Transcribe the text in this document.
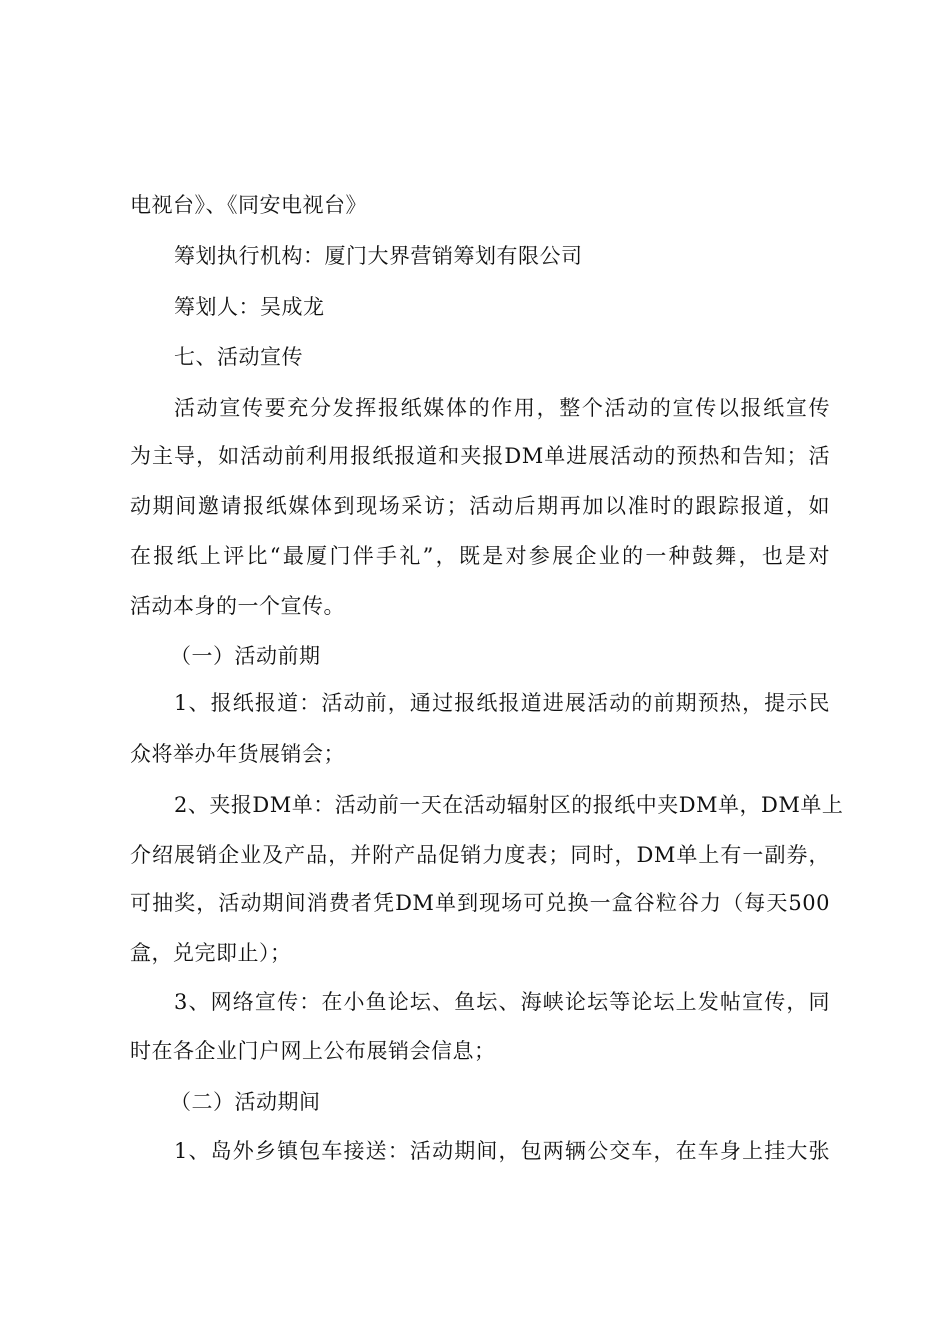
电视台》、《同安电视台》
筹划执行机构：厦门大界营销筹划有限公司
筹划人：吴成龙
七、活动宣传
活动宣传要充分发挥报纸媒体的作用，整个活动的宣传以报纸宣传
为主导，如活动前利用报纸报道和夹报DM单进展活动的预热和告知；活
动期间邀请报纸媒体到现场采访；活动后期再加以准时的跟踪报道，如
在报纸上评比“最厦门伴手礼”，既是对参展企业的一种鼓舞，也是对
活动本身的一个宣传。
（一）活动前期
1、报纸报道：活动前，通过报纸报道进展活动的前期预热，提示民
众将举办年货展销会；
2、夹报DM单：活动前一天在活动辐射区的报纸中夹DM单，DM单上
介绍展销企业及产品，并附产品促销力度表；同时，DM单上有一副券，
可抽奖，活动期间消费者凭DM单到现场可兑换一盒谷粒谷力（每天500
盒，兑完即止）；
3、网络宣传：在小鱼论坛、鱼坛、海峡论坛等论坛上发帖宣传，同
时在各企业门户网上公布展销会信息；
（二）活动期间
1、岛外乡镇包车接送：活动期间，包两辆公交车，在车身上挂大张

-------

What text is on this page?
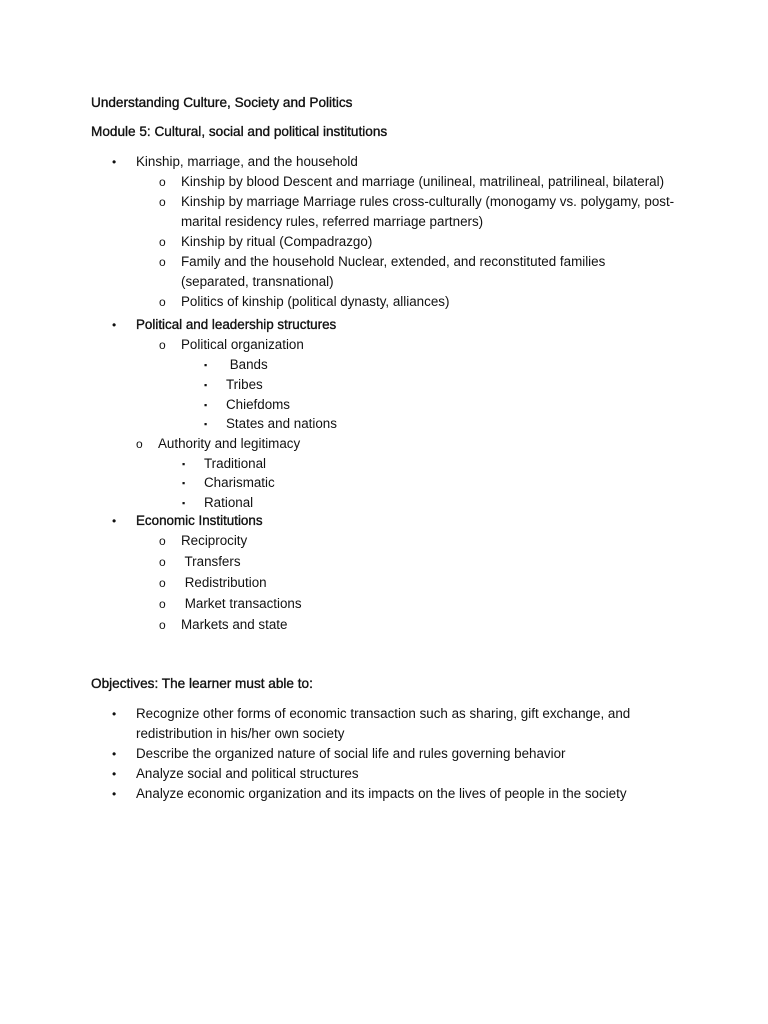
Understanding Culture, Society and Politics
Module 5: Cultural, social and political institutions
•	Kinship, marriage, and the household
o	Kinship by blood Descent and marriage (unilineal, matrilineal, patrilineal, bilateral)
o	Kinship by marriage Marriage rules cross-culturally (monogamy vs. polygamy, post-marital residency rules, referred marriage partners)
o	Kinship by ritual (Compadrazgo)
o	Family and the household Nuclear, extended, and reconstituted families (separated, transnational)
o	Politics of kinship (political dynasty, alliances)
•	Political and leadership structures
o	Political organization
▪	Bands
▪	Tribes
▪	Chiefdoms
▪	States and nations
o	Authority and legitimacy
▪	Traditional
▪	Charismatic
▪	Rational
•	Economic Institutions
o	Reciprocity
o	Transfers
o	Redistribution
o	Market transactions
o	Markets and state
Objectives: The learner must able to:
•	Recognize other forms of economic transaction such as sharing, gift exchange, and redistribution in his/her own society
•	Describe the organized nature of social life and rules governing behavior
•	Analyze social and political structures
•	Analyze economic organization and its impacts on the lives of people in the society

-------

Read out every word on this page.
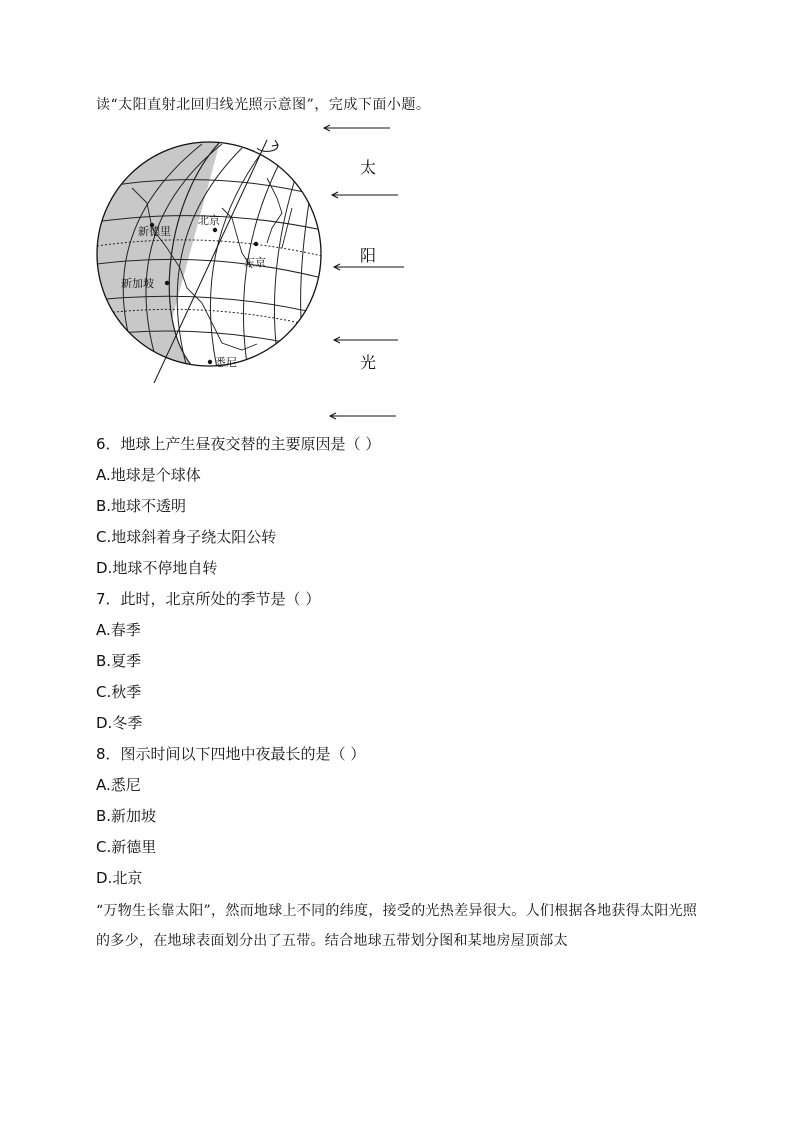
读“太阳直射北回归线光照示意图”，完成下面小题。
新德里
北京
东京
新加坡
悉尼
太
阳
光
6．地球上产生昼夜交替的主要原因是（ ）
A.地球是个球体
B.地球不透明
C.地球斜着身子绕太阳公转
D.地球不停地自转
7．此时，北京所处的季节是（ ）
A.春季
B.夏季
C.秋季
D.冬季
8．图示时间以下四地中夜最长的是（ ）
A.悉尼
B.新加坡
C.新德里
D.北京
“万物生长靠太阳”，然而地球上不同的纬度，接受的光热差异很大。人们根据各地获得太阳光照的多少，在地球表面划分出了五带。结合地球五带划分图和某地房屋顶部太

-------

■ Exercise requirements
Show every line in the records above that contains the word "page".

■ Solution below
What text is on this page?
Read out every word on this page.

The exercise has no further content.